**STATED GOAL:**
Each entry should be quoted word for word, including every mark of punctuation.

Recorded data:

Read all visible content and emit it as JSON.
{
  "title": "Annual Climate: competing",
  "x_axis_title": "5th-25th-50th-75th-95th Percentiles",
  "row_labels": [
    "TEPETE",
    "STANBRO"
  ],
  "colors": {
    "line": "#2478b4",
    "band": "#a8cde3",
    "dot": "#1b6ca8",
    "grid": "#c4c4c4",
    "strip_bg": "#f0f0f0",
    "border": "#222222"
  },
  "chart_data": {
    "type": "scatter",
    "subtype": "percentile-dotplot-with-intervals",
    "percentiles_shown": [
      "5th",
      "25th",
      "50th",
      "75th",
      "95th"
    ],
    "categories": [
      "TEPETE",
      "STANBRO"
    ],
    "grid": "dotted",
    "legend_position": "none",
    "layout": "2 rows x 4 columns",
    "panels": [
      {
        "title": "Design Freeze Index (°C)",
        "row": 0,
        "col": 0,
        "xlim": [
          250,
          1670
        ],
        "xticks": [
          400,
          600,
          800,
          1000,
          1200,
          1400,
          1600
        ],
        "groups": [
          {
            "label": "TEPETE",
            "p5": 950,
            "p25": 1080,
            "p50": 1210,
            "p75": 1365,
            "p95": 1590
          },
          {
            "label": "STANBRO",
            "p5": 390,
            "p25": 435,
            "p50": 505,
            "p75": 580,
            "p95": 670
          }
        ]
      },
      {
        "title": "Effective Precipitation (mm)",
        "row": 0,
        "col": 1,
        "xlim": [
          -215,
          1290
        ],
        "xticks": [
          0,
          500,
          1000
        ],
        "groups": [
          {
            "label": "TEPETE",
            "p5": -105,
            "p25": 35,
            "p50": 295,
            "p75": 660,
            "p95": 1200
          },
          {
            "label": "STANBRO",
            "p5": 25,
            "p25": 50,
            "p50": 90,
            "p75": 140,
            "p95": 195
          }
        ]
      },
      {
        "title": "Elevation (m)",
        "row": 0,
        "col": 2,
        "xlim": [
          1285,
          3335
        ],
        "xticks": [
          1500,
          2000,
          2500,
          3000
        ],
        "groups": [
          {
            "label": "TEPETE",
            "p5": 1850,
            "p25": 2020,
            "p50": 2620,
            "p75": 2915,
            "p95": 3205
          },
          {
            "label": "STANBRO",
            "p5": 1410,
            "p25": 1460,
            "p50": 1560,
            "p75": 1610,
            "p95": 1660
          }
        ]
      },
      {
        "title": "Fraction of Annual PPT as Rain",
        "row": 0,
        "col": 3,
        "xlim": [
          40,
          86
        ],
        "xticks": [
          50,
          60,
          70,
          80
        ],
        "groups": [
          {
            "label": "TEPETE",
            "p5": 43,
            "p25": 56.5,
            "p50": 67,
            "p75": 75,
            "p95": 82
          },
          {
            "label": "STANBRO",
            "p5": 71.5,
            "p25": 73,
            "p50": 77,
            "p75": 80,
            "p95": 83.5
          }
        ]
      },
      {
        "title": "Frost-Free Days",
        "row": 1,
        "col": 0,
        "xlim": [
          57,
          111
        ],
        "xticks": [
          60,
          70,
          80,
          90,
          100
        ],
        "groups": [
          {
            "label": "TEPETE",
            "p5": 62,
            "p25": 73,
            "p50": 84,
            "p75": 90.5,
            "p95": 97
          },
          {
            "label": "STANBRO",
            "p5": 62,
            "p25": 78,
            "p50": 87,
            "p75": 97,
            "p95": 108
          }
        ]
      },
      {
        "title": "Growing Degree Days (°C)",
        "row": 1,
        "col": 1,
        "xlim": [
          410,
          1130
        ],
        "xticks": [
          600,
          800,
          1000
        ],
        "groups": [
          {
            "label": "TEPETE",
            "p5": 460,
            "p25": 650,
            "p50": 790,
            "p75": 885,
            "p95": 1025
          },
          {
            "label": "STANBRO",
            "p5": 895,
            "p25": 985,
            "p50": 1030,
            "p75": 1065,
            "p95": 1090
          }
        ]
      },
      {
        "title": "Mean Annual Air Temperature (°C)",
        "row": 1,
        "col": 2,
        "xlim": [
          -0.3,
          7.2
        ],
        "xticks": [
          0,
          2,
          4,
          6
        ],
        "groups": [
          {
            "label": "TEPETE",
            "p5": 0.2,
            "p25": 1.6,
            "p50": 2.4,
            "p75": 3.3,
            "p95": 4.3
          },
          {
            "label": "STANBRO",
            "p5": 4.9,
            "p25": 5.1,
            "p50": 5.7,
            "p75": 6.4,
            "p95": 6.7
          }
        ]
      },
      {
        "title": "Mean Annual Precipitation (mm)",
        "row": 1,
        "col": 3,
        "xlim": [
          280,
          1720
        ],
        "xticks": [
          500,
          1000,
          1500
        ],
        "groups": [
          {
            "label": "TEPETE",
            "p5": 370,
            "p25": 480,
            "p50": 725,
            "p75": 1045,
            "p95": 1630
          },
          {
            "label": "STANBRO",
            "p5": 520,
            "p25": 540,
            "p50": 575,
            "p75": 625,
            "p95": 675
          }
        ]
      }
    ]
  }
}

**FULL RESPONSE:**
Read all visible content and emit it as JSON.
{
  "title": "Annual Climate: competing",
  "x_axis_title": "5th-25th-50th-75th-95th Percentiles",
  "row_labels": [
    "TEPETE",
    "STANBRO"
  ],
  "colors": {
    "line": "#2478b4",
    "band": "#a8cde3",
    "dot": "#1b6ca8",
    "grid": "#c4c4c4",
    "strip_bg": "#f0f0f0",
    "border": "#222222"
  },
  "chart_data": {
    "type": "scatter",
    "subtype": "percentile-dotplot-with-intervals",
    "percentiles_shown": [
      "5th",
      "25th",
      "50th",
      "75th",
      "95th"
    ],
    "categories": [
      "TEPETE",
      "STANBRO"
    ],
    "grid": "dotted",
    "legend_position": "none",
    "layout": "2 rows x 4 columns",
    "panels": [
      {
        "title": "Design Freeze Index (°C)",
        "row": 0,
        "col": 0,
        "xlim": [
          250,
          1670
        ],
        "xticks": [
          400,
          600,
          800,
          1000,
          1200,
          1400,
          1600
        ],
        "groups": [
          {
            "label": "TEPETE",
            "p5": 950,
            "p25": 1080,
            "p50": 1210,
            "p75": 1365,
            "p95": 1590
          },
          {
            "label": "STANBRO",
            "p5": 390,
            "p25": 435,
            "p50": 505,
            "p75": 580,
            "p95": 670
          }
        ]
      },
      {
        "title": "Effective Precipitation (mm)",
        "row": 0,
        "col": 1,
        "xlim": [
          -215,
          1290
        ],
        "xticks": [
          0,
          500,
          1000
        ],
        "groups": [
          {
            "label": "TEPETE",
            "p5": -105,
            "p25": 35,
            "p50": 295,
            "p75": 660,
            "p95": 1200
          },
          {
            "label": "STANBRO",
            "p5": 25,
            "p25": 50,
            "p50": 90,
            "p75": 140,
            "p95": 195
          }
        ]
      },
      {
        "title": "Elevation (m)",
        "row": 0,
        "col": 2,
        "xlim": [
          1285,
          3335
        ],
        "xticks": [
          1500,
          2000,
          2500,
          3000
        ],
        "groups": [
          {
            "label": "TEPETE",
            "p5": 1850,
            "p25": 2020,
            "p50": 2620,
            "p75": 2915,
            "p95": 3205
          },
          {
            "label": "STANBRO",
            "p5": 1410,
            "p25": 1460,
            "p50": 1560,
            "p75": 1610,
            "p95": 1660
          }
        ]
      },
      {
        "title": "Fraction of Annual PPT as Rain",
        "row": 0,
        "col": 3,
        "xlim": [
          40,
          86
        ],
        "xticks": [
          50,
          60,
          70,
          80
        ],
        "groups": [
          {
            "label": "TEPETE",
            "p5": 43,
            "p25": 56.5,
            "p50": 67,
            "p75": 75,
            "p95": 82
          },
          {
            "label": "STANBRO",
            "p5": 71.5,
            "p25": 73,
            "p50": 77,
            "p75": 80,
            "p95": 83.5
          }
        ]
      },
      {
        "title": "Frost-Free Days",
        "row": 1,
        "col": 0,
        "xlim": [
          57,
          111
        ],
        "xticks": [
          60,
          70,
          80,
          90,
          100
        ],
        "groups": [
          {
            "label": "TEPETE",
            "p5": 62,
            "p25": 73,
            "p50": 84,
            "p75": 90.5,
            "p95": 97
          },
          {
            "label": "STANBRO",
            "p5": 62,
            "p25": 78,
            "p50": 87,
            "p75": 97,
            "p95": 108
          }
        ]
      },
      {
        "title": "Growing Degree Days (°C)",
        "row": 1,
        "col": 1,
        "xlim": [
          410,
          1130
        ],
        "xticks": [
          600,
          800,
          1000
        ],
        "groups": [
          {
            "label": "TEPETE",
            "p5": 460,
            "p25": 650,
            "p50": 790,
            "p75": 885,
            "p95": 1025
          },
          {
            "label": "STANBRO",
            "p5": 895,
            "p25": 985,
            "p50": 1030,
            "p75": 1065,
            "p95": 1090
          }
        ]
      },
      {
        "title": "Mean Annual Air Temperature (°C)",
        "row": 1,
        "col": 2,
        "xlim": [
          -0.3,
          7.2
        ],
        "xticks": [
          0,
          2,
          4,
          6
        ],
        "groups": [
          {
            "label": "TEPETE",
            "p5": 0.2,
            "p25": 1.6,
            "p50": 2.4,
            "p75": 3.3,
            "p95": 4.3
          },
          {
            "label": "STANBRO",
            "p5": 4.9,
            "p25": 5.1,
            "p50": 5.7,
            "p75": 6.4,
            "p95": 6.7
          }
        ]
      },
      {
        "title": "Mean Annual Precipitation (mm)",
        "row": 1,
        "col": 3,
        "xlim": [
          280,
          1720
        ],
        "xticks": [
          500,
          1000,
          1500
        ],
        "groups": [
          {
            "label": "TEPETE",
            "p5": 370,
            "p25": 480,
            "p50": 725,
            "p75": 1045,
            "p95": 1630
          },
          {
            "label": "STANBRO",
            "p5": 520,
            "p25": 540,
            "p50": 575,
            "p75": 625,
            "p95": 675
          }
        ]
      }
    ]
  }
}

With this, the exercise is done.